[Stored data]

- - -

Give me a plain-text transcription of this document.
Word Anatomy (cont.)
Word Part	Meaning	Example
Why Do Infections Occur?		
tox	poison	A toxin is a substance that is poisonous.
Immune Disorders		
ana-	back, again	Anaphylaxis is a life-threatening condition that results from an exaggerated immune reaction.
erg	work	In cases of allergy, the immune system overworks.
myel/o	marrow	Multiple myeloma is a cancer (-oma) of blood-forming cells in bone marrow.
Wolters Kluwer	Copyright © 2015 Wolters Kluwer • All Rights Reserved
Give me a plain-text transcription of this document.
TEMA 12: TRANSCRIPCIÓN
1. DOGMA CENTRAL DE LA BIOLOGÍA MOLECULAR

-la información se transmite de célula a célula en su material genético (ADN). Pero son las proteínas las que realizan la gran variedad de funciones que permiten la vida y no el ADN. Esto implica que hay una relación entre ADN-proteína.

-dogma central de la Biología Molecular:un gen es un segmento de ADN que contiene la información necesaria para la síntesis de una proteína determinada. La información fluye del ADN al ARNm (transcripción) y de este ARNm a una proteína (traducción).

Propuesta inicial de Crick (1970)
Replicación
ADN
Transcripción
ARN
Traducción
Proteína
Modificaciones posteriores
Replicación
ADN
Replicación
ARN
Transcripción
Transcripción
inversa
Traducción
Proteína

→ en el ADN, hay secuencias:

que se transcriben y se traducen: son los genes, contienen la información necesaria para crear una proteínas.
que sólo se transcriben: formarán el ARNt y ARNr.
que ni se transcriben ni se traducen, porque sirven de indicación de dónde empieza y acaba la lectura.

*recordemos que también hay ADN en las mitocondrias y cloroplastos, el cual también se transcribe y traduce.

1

- - -

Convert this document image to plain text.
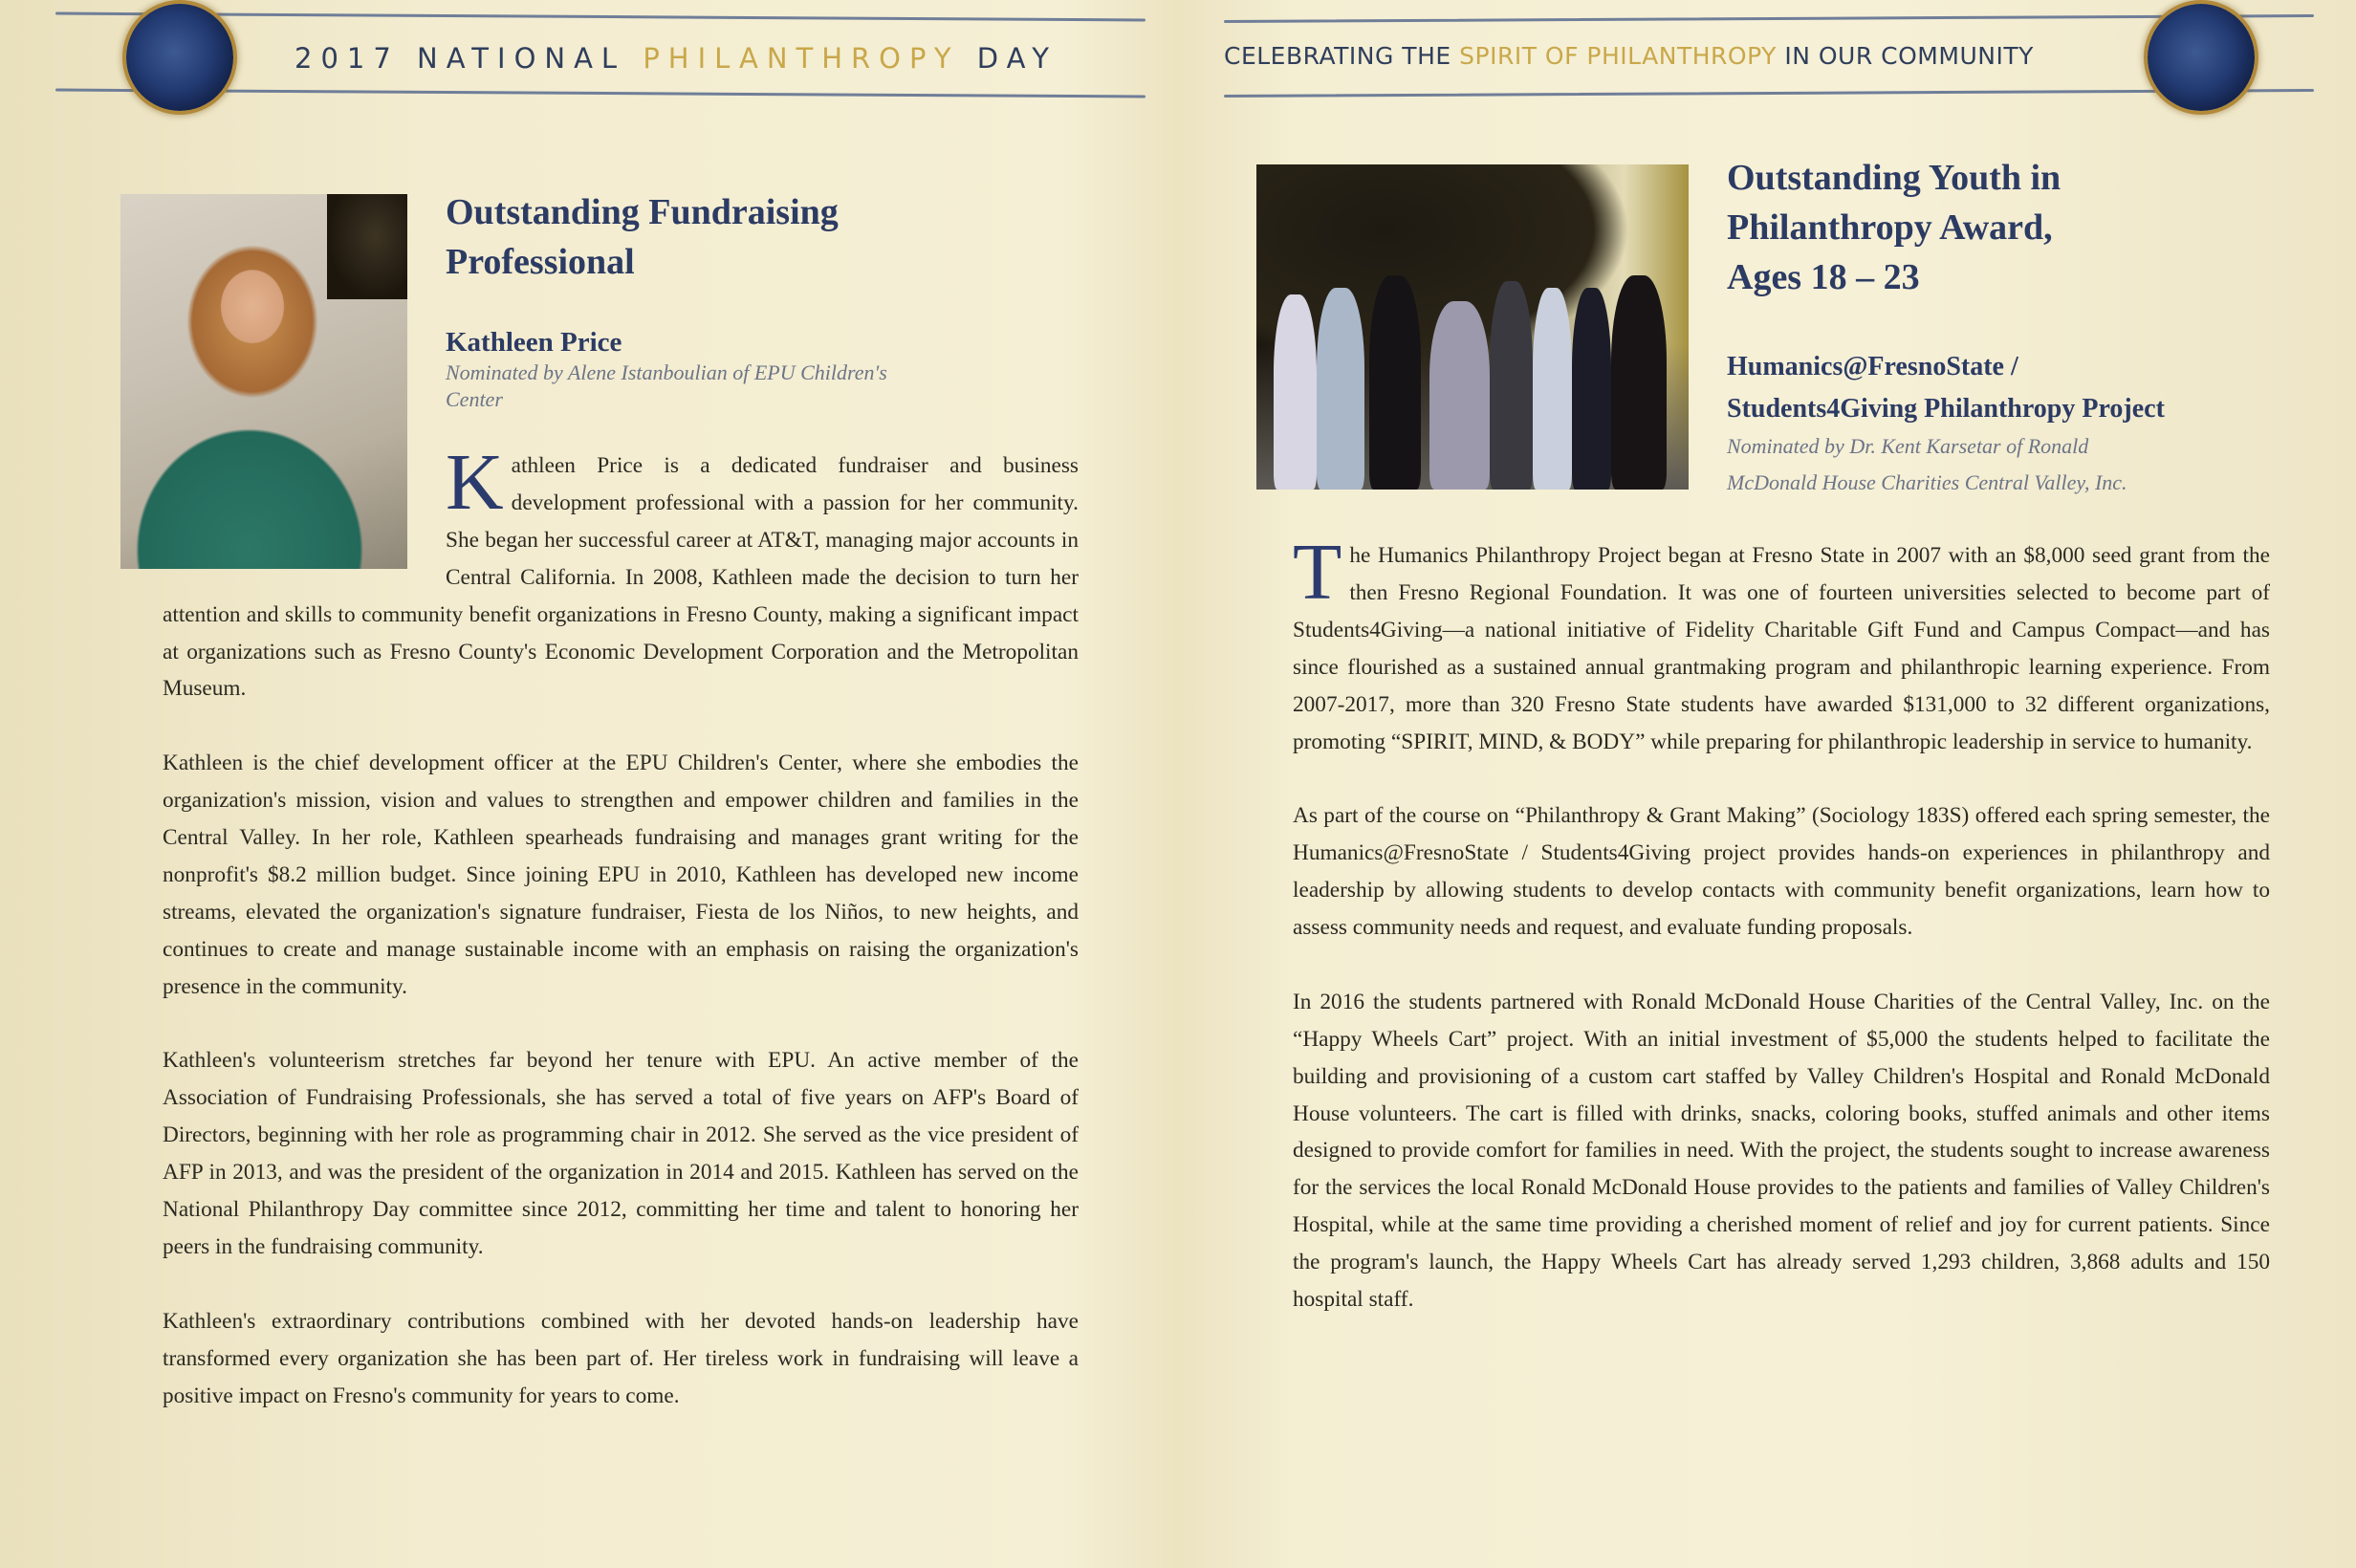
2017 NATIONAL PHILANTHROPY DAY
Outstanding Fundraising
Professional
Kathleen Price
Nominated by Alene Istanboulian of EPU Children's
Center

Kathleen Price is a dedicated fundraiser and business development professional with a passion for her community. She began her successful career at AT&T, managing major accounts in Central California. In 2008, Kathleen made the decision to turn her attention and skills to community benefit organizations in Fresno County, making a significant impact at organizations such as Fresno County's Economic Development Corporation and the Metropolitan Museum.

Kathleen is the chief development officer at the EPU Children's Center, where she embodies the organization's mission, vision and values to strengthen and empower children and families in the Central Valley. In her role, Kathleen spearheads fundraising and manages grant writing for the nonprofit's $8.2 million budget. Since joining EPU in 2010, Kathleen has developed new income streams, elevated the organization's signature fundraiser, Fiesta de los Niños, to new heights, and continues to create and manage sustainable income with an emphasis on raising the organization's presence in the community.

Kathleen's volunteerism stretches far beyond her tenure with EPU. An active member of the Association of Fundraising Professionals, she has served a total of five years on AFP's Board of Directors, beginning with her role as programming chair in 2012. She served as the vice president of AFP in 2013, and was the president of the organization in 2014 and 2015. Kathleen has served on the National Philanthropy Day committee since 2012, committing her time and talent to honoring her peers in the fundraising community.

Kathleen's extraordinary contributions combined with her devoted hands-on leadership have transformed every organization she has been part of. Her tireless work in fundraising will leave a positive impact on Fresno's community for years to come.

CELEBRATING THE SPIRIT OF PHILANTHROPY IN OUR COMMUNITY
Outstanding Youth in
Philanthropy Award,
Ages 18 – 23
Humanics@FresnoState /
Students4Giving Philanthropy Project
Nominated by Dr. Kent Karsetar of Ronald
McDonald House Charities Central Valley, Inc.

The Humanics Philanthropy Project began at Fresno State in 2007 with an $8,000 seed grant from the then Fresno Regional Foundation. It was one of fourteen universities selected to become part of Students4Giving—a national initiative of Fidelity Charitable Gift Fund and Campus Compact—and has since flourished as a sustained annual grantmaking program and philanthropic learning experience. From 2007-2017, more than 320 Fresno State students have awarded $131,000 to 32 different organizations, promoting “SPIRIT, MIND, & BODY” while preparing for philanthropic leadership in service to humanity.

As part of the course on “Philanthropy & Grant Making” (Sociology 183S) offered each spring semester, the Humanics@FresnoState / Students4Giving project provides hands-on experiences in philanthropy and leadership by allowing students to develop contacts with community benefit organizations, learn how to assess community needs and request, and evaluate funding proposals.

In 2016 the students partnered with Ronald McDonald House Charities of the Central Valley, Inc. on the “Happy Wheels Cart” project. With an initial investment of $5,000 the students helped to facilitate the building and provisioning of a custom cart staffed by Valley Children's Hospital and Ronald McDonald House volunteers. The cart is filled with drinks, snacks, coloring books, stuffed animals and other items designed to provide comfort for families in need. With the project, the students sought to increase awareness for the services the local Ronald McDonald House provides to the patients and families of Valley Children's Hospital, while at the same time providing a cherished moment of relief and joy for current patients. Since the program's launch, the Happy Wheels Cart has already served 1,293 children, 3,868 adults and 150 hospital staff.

- - -

◆ **To do**
Find and copy each line above holding "Word".

◆ **Output**
Word Anatomy (cont.)
Word Part	Meaning	Example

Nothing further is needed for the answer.